## RECORDED DATA

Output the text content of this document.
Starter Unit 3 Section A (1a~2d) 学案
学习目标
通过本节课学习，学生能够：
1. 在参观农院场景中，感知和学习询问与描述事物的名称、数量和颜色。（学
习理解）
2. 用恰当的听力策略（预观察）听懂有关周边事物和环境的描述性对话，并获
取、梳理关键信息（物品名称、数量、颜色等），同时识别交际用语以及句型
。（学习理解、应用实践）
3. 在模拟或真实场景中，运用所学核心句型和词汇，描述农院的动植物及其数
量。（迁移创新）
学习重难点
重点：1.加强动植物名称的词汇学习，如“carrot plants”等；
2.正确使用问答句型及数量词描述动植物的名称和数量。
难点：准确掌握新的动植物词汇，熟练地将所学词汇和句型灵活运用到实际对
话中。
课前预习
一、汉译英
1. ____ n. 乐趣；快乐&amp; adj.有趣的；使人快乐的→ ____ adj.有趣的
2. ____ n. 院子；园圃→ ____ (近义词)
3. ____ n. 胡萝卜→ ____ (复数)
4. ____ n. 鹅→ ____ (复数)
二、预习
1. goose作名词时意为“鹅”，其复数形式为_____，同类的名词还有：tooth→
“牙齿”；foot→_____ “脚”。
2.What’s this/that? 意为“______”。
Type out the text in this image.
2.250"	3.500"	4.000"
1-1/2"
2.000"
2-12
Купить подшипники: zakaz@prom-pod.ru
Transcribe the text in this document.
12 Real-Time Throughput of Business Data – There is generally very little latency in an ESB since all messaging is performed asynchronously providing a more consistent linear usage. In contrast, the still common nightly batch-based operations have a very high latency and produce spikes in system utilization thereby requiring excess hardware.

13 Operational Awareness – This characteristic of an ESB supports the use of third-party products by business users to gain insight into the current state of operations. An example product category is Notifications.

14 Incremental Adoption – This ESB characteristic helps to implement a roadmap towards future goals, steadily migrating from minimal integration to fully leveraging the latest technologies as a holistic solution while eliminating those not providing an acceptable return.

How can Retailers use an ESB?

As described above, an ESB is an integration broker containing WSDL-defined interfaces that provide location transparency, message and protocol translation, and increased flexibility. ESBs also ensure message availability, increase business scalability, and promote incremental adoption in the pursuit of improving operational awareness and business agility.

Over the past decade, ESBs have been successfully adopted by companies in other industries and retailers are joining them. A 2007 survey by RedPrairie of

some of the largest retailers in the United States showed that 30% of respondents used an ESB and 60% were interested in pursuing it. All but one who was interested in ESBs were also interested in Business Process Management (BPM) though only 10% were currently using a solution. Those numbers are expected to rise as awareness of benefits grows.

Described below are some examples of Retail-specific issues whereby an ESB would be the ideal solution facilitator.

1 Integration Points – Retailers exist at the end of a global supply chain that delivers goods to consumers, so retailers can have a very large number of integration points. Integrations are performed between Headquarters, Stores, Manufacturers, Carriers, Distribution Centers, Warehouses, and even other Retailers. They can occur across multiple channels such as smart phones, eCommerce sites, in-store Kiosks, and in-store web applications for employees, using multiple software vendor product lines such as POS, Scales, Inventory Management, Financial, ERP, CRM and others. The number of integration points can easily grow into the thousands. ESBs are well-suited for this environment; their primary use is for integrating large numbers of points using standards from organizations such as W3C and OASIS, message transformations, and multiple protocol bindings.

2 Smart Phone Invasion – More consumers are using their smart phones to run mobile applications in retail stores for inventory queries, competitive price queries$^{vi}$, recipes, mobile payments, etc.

## STATED EXERCISE
Reproduce the entries above in full, verbatim.

## EXERCISE RESPONSE
Output the text content of this document.
Starter Unit 3 Section A (1a~2d) 学案
学习目标
通过本节课学习，学生能够：
1. 在参观农院场景中，感知和学习询问与描述事物的名称、数量和颜色。（学
习理解）
2. 用恰当的听力策略（预观察）听懂有关周边事物和环境的描述性对话，并获
取、梳理关键信息（物品名称、数量、颜色等），同时识别交际用语以及句型
。（学习理解、应用实践）
3. 在模拟或真实场景中，运用所学核心句型和词汇，描述农院的动植物及其数
量。（迁移创新）
学习重难点
重点：1.加强动植物名称的词汇学习，如“carrot plants”等；
2.正确使用问答句型及数量词描述动植物的名称和数量。
难点：准确掌握新的动植物词汇，熟练地将所学词汇和句型灵活运用到实际对
话中。
课前预习
一、汉译英
1. ____ n. 乐趣；快乐&amp; adj.有趣的；使人快乐的→ ____ adj.有趣的
2. ____ n. 院子；园圃→ ____ (近义词)
3. ____ n. 胡萝卜→ ____ (复数)
4. ____ n. 鹅→ ____ (复数)
二、预习
1. goose作名词时意为“鹅”，其复数形式为_____，同类的名词还有：tooth→
“牙齿”；foot→_____ “脚”。
2.What’s this/that? 意为“______”。
Type out the text in this image.
2.250"	3.500"	4.000"
1-1/2"
2.000"
2-12
Купить подшипники: zakaz@prom-pod.ru
Transcribe the text in this document.
12 Real-Time Throughput of Business Data – There is generally very little latency in an ESB since all messaging is performed asynchronously providing a more consistent linear usage. In contrast, the still common nightly batch-based operations have a very high latency and produce spikes in system utilization thereby requiring excess hardware.

13 Operational Awareness – This characteristic of an ESB supports the use of third-party products by business users to gain insight into the current state of operations. An example product category is Notifications.

14 Incremental Adoption – This ESB characteristic helps to implement a roadmap towards future goals, steadily migrating from minimal integration to fully leveraging the latest technologies as a holistic solution while eliminating those not providing an acceptable return.

How can Retailers use an ESB?

As described above, an ESB is an integration broker containing WSDL-defined interfaces that provide location transparency, message and protocol translation, and increased flexibility. ESBs also ensure message availability, increase business scalability, and promote incremental adoption in the pursuit of improving operational awareness and business agility.

Over the past decade, ESBs have been successfully adopted by companies in other industries and retailers are joining them. A 2007 survey by RedPrairie of

some of the largest retailers in the United States showed that 30% of respondents used an ESB and 60% were interested in pursuing it. All but one who was interested in ESBs were also interested in Business Process Management (BPM) though only 10% were currently using a solution. Those numbers are expected to rise as awareness of benefits grows.

Described below are some examples of Retail-specific issues whereby an ESB would be the ideal solution facilitator.

1 Integration Points – Retailers exist at the end of a global supply chain that delivers goods to consumers, so retailers can have a very large number of integration points. Integrations are performed between Headquarters, Stores, Manufacturers, Carriers, Distribution Centers, Warehouses, and even other Retailers. They can occur across multiple channels such as smart phones, eCommerce sites, in-store Kiosks, and in-store web applications for employees, using multiple software vendor product lines such as POS, Scales, Inventory Management, Financial, ERP, CRM and others. The number of integration points can easily grow into the thousands. ESBs are well-suited for this environment; their primary use is for integrating large numbers of points using standards from organizations such as W3C and OASIS, message transformations, and multiple protocol bindings.

2 Smart Phone Invasion – More consumers are using their smart phones to run mobile applications in retail stores for inventory queries, competitive price queries$^{vi}$, recipes, mobile payments, etc.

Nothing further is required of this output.